Job »
What is the number of lines that include the word "never"? Provide only that figure.

Recorded data
+ + + + + + +

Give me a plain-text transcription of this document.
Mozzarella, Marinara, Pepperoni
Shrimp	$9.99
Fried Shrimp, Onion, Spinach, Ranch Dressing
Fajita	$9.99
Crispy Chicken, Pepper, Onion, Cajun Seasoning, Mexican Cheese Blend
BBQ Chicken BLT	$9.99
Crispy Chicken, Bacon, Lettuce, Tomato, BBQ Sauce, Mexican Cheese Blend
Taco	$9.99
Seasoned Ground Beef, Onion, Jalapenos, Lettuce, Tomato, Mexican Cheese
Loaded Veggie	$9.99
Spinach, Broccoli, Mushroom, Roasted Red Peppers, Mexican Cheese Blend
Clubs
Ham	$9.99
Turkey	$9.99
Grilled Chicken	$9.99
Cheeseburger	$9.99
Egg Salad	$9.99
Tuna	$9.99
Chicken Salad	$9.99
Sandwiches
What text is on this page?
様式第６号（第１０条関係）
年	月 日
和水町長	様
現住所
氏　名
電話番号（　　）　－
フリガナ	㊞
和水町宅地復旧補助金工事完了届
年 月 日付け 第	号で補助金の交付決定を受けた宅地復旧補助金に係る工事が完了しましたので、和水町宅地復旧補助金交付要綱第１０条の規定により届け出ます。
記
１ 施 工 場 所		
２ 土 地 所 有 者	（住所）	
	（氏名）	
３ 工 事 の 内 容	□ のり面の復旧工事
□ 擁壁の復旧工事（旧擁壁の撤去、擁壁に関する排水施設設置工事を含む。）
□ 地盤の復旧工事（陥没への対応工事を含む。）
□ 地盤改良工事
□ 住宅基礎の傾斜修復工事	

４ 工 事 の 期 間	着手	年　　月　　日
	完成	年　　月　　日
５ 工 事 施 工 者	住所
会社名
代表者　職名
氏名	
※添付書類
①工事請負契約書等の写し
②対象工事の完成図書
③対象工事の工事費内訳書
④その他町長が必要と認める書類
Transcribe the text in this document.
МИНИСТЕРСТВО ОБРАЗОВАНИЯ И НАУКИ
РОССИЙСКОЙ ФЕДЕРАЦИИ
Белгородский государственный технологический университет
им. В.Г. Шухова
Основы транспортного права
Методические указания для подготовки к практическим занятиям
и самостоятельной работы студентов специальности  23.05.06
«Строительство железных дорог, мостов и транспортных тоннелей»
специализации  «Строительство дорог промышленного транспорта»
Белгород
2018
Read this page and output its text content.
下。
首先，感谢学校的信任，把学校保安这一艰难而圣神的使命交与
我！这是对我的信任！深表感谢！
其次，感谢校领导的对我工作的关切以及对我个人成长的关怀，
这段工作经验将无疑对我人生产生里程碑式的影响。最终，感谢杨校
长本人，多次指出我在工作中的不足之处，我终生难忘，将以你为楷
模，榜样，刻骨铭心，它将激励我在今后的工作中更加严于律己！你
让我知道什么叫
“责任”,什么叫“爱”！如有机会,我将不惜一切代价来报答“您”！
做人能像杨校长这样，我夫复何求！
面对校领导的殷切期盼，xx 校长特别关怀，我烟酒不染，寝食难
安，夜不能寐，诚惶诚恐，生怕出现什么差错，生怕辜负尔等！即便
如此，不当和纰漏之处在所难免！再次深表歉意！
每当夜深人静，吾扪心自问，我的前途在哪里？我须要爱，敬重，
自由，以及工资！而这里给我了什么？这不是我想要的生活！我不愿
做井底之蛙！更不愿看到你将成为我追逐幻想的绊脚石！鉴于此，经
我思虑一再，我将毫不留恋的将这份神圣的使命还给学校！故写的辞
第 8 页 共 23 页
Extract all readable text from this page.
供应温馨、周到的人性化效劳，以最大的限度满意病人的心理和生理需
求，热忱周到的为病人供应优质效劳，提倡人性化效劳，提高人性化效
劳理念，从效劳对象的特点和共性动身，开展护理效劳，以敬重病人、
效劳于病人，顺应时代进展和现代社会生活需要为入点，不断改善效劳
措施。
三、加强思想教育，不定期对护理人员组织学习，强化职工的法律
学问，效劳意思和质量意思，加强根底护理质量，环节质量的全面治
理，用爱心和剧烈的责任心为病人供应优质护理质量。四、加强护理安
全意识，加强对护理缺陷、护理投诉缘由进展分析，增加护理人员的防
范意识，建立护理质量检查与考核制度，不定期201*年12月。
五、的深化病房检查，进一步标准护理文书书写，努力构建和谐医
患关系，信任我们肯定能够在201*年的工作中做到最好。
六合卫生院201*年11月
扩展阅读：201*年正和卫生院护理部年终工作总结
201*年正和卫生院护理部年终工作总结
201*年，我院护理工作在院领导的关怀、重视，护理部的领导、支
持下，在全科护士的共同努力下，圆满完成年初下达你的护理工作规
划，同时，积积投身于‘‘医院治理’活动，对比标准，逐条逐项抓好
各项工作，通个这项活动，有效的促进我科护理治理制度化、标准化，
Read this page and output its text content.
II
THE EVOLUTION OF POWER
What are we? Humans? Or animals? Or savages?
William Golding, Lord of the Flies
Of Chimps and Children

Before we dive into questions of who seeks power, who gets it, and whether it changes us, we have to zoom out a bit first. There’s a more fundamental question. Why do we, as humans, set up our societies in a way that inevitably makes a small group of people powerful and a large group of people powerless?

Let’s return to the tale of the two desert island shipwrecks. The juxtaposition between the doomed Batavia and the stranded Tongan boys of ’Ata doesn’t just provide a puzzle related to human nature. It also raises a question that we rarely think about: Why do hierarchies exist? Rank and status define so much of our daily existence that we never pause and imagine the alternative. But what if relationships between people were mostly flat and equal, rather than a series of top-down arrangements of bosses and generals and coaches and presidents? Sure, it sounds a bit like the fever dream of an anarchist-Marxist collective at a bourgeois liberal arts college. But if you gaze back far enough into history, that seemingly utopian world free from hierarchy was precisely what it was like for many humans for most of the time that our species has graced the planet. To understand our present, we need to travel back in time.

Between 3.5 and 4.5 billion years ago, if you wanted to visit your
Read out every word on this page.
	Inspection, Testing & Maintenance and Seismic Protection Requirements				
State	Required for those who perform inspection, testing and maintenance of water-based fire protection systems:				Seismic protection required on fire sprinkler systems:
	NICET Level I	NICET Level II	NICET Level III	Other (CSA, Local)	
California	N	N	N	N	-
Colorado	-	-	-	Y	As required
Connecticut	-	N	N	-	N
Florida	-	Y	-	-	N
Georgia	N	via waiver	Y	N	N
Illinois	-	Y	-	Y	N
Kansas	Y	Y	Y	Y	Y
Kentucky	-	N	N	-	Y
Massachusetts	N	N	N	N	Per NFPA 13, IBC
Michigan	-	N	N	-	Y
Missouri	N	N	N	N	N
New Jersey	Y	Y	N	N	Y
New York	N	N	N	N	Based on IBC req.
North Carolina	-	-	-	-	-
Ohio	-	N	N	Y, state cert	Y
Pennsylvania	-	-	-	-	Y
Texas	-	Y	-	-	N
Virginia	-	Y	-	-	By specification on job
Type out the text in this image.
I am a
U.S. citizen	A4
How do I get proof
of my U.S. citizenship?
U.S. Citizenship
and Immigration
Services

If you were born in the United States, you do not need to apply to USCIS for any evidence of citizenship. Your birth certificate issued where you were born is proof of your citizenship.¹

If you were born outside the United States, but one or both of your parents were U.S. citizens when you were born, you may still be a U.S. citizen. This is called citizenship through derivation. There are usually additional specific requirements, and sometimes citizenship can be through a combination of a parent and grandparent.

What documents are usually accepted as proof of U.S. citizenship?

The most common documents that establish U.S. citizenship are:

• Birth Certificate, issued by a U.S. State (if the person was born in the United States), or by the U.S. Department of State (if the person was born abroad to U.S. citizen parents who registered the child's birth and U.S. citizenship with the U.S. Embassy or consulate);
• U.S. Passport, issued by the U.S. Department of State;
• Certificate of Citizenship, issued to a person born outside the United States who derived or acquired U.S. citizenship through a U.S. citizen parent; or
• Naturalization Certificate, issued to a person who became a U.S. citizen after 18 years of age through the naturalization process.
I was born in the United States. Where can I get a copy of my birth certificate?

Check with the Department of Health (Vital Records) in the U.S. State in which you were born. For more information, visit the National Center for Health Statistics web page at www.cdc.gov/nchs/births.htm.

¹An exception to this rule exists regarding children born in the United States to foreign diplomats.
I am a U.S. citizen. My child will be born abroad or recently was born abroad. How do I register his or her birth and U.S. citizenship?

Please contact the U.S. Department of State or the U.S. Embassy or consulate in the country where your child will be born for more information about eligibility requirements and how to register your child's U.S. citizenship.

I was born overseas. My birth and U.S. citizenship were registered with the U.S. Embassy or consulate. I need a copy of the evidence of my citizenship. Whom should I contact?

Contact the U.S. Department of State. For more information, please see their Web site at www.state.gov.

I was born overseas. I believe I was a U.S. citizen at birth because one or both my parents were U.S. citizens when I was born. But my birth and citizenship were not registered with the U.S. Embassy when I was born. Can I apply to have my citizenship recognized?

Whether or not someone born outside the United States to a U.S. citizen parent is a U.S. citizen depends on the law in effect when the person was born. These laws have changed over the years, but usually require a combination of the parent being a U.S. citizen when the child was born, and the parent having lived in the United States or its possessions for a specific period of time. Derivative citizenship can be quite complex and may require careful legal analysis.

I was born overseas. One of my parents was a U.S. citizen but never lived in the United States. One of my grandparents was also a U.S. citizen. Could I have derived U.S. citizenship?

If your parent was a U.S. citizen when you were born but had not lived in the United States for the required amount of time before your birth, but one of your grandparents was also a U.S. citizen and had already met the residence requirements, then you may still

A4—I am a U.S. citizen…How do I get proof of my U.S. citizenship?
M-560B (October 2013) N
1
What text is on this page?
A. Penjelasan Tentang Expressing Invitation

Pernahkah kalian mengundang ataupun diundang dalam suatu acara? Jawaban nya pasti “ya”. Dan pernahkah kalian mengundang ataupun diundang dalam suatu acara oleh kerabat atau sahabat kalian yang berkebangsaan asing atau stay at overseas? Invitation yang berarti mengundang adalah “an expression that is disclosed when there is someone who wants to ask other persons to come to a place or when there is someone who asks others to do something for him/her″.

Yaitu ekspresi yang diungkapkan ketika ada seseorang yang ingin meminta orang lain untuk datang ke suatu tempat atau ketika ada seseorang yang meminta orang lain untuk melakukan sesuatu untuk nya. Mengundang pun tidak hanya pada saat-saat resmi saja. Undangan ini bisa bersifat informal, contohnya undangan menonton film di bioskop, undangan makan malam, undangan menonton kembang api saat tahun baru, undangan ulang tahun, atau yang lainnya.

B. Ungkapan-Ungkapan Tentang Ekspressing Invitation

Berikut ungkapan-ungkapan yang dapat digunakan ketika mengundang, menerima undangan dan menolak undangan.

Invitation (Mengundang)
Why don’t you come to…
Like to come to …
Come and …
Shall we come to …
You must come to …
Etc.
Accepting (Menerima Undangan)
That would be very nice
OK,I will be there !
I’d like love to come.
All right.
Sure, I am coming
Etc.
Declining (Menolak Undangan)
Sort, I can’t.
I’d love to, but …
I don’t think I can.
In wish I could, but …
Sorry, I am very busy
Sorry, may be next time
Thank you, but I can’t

+ + + + + + +

Task output »
2